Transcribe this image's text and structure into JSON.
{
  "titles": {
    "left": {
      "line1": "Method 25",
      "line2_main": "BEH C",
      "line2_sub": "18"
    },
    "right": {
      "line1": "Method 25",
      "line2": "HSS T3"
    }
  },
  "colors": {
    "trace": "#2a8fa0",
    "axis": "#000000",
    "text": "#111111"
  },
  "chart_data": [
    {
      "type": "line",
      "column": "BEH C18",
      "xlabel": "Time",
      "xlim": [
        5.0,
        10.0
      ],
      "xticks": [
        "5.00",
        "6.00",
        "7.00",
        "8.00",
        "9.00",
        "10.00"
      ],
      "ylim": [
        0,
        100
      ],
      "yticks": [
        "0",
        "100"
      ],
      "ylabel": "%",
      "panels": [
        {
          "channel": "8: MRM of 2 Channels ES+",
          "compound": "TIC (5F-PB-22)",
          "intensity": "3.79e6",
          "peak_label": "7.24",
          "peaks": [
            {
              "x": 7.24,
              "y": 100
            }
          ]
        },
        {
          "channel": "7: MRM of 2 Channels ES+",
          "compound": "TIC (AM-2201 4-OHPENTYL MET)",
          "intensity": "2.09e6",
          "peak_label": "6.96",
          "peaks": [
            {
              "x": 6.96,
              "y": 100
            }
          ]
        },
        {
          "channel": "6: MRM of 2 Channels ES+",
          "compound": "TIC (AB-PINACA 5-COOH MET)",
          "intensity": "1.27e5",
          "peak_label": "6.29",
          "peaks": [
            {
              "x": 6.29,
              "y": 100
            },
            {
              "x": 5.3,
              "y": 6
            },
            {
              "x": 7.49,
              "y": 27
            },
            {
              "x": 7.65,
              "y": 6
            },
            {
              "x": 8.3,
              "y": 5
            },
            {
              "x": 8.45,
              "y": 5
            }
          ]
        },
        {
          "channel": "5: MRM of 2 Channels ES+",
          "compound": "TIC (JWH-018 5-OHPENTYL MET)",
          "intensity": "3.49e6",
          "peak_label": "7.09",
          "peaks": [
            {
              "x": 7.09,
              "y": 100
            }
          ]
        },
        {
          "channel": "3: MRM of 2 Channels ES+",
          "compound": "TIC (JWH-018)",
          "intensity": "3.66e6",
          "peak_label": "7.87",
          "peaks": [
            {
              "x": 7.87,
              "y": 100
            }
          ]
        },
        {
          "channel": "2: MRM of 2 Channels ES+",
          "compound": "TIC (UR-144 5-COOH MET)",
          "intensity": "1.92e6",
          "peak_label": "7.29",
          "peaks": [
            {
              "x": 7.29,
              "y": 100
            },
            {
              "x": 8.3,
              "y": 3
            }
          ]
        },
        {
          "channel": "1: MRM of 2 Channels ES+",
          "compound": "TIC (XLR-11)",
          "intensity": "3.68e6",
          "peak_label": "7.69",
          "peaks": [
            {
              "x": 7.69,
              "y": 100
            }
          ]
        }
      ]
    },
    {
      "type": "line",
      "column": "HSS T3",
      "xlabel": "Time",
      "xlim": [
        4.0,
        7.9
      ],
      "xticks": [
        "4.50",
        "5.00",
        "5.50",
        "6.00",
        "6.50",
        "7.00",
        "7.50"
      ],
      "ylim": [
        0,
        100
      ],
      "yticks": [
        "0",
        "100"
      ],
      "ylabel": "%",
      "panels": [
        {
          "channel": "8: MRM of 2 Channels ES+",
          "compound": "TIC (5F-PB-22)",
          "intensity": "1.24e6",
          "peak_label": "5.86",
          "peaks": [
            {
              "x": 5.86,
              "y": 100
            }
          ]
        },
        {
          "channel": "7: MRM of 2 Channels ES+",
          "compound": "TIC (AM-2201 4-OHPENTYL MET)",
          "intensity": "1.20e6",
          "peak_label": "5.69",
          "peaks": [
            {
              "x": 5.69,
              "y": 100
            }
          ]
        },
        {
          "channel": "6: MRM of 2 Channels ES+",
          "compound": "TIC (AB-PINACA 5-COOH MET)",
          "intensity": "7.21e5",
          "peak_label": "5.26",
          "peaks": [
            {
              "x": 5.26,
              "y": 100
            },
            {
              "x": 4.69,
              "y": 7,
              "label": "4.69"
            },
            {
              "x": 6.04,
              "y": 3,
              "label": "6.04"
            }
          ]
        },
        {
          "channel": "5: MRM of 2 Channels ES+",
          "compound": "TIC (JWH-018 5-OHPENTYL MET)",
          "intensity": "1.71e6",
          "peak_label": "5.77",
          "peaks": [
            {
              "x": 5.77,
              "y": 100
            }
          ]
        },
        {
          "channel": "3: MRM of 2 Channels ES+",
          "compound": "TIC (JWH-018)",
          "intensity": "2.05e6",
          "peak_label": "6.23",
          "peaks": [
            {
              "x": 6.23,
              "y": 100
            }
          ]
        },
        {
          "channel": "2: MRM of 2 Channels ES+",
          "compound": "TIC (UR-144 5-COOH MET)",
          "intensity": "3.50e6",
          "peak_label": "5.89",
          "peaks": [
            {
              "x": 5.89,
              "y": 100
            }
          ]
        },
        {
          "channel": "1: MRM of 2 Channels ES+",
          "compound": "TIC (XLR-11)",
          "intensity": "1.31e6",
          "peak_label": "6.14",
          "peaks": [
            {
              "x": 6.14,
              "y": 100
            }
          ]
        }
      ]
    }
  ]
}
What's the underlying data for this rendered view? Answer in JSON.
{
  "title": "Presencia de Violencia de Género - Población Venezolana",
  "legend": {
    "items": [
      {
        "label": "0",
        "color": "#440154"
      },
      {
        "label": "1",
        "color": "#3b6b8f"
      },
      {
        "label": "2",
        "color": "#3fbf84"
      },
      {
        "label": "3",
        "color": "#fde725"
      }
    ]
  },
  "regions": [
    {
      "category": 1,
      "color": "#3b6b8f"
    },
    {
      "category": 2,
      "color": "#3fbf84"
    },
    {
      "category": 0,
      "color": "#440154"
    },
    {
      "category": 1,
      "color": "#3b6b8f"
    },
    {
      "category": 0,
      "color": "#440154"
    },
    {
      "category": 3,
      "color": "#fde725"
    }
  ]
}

**Aim**
Return the material in full, exactly as shown.

**Result**
Transcribe this image's text and structure into JSON.
{
  "titles": {
    "left": {
      "line1": "Method 25",
      "line2_main": "BEH C",
      "line2_sub": "18"
    },
    "right": {
      "line1": "Method 25",
      "line2": "HSS T3"
    }
  },
  "colors": {
    "trace": "#2a8fa0",
    "axis": "#000000",
    "text": "#111111"
  },
  "chart_data": [
    {
      "type": "line",
      "column": "BEH C18",
      "xlabel": "Time",
      "xlim": [
        5.0,
        10.0
      ],
      "xticks": [
        "5.00",
        "6.00",
        "7.00",
        "8.00",
        "9.00",
        "10.00"
      ],
      "ylim": [
        0,
        100
      ],
      "yticks": [
        "0",
        "100"
      ],
      "ylabel": "%",
      "panels": [
        {
          "channel": "8: MRM of 2 Channels ES+",
          "compound": "TIC (5F-PB-22)",
          "intensity": "3.79e6",
          "peak_label": "7.24",
          "peaks": [
            {
              "x": 7.24,
              "y": 100
            }
          ]
        },
        {
          "channel": "7: MRM of 2 Channels ES+",
          "compound": "TIC (AM-2201 4-OHPENTYL MET)",
          "intensity": "2.09e6",
          "peak_label": "6.96",
          "peaks": [
            {
              "x": 6.96,
              "y": 100
            }
          ]
        },
        {
          "channel": "6: MRM of 2 Channels ES+",
          "compound": "TIC (AB-PINACA 5-COOH MET)",
          "intensity": "1.27e5",
          "peak_label": "6.29",
          "peaks": [
            {
              "x": 6.29,
              "y": 100
            },
            {
              "x": 5.3,
              "y": 6
            },
            {
              "x": 7.49,
              "y": 27
            },
            {
              "x": 7.65,
              "y": 6
            },
            {
              "x": 8.3,
              "y": 5
            },
            {
              "x": 8.45,
              "y": 5
            }
          ]
        },
        {
          "channel": "5: MRM of 2 Channels ES+",
          "compound": "TIC (JWH-018 5-OHPENTYL MET)",
          "intensity": "3.49e6",
          "peak_label": "7.09",
          "peaks": [
            {
              "x": 7.09,
              "y": 100
            }
          ]
        },
        {
          "channel": "3: MRM of 2 Channels ES+",
          "compound": "TIC (JWH-018)",
          "intensity": "3.66e6",
          "peak_label": "7.87",
          "peaks": [
            {
              "x": 7.87,
              "y": 100
            }
          ]
        },
        {
          "channel": "2: MRM of 2 Channels ES+",
          "compound": "TIC (UR-144 5-COOH MET)",
          "intensity": "1.92e6",
          "peak_label": "7.29",
          "peaks": [
            {
              "x": 7.29,
              "y": 100
            },
            {
              "x": 8.3,
              "y": 3
            }
          ]
        },
        {
          "channel": "1: MRM of 2 Channels ES+",
          "compound": "TIC (XLR-11)",
          "intensity": "3.68e6",
          "peak_label": "7.69",
          "peaks": [
            {
              "x": 7.69,
              "y": 100
            }
          ]
        }
      ]
    },
    {
      "type": "line",
      "column": "HSS T3",
      "xlabel": "Time",
      "xlim": [
        4.0,
        7.9
      ],
      "xticks": [
        "4.50",
        "5.00",
        "5.50",
        "6.00",
        "6.50",
        "7.00",
        "7.50"
      ],
      "ylim": [
        0,
        100
      ],
      "yticks": [
        "0",
        "100"
      ],
      "ylabel": "%",
      "panels": [
        {
          "channel": "8: MRM of 2 Channels ES+",
          "compound": "TIC (5F-PB-22)",
          "intensity": "1.24e6",
          "peak_label": "5.86",
          "peaks": [
            {
              "x": 5.86,
              "y": 100
            }
          ]
        },
        {
          "channel": "7: MRM of 2 Channels ES+",
          "compound": "TIC (AM-2201 4-OHPENTYL MET)",
          "intensity": "1.20e6",
          "peak_label": "5.69",
          "peaks": [
            {
              "x": 5.69,
              "y": 100
            }
          ]
        },
        {
          "channel": "6: MRM of 2 Channels ES+",
          "compound": "TIC (AB-PINACA 5-COOH MET)",
          "intensity": "7.21e5",
          "peak_label": "5.26",
          "peaks": [
            {
              "x": 5.26,
              "y": 100
            },
            {
              "x": 4.69,
              "y": 7,
              "label": "4.69"
            },
            {
              "x": 6.04,
              "y": 3,
              "label": "6.04"
            }
          ]
        },
        {
          "channel": "5: MRM of 2 Channels ES+",
          "compound": "TIC (JWH-018 5-OHPENTYL MET)",
          "intensity": "1.71e6",
          "peak_label": "5.77",
          "peaks": [
            {
              "x": 5.77,
              "y": 100
            }
          ]
        },
        {
          "channel": "3: MRM of 2 Channels ES+",
          "compound": "TIC (JWH-018)",
          "intensity": "2.05e6",
          "peak_label": "6.23",
          "peaks": [
            {
              "x": 6.23,
              "y": 100
            }
          ]
        },
        {
          "channel": "2: MRM of 2 Channels ES+",
          "compound": "TIC (UR-144 5-COOH MET)",
          "intensity": "3.50e6",
          "peak_label": "5.89",
          "peaks": [
            {
              "x": 5.89,
              "y": 100
            }
          ]
        },
        {
          "channel": "1: MRM of 2 Channels ES+",
          "compound": "TIC (XLR-11)",
          "intensity": "1.31e6",
          "peak_label": "6.14",
          "peaks": [
            {
              "x": 6.14,
              "y": 100
            }
          ]
        }
      ]
    }
  ]
}
What's the underlying data for this rendered view? Answer in JSON.
{
  "title": "Presencia de Violencia de Género - Población Venezolana",
  "legend": {
    "items": [
      {
        "label": "0",
        "color": "#440154"
      },
      {
        "label": "1",
        "color": "#3b6b8f"
      },
      {
        "label": "2",
        "color": "#3fbf84"
      },
      {
        "label": "3",
        "color": "#fde725"
      }
    ]
  },
  "regions": [
    {
      "category": 1,
      "color": "#3b6b8f"
    },
    {
      "category": 2,
      "color": "#3fbf84"
    },
    {
      "category": 0,
      "color": "#440154"
    },
    {
      "category": 1,
      "color": "#3b6b8f"
    },
    {
      "category": 0,
      "color": "#440154"
    },
    {
      "category": 3,
      "color": "#fde725"
    }
  ]
}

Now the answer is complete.